[START EXERCISE INPUTS]

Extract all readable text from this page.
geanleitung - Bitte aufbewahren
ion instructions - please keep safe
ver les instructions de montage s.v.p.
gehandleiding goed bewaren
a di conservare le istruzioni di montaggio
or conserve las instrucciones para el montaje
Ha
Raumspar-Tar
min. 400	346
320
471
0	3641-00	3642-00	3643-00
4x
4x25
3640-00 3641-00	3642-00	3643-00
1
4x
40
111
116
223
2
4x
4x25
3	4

[END EXERCISE INPUTS]

## GIVEN EXERCISE:
Go through the listing above and pull out each line containing the word "instructions".

## RESPONSE TO THIS TASK:
ion instructions - please keep safe
ver les instructions de montage s.v.p.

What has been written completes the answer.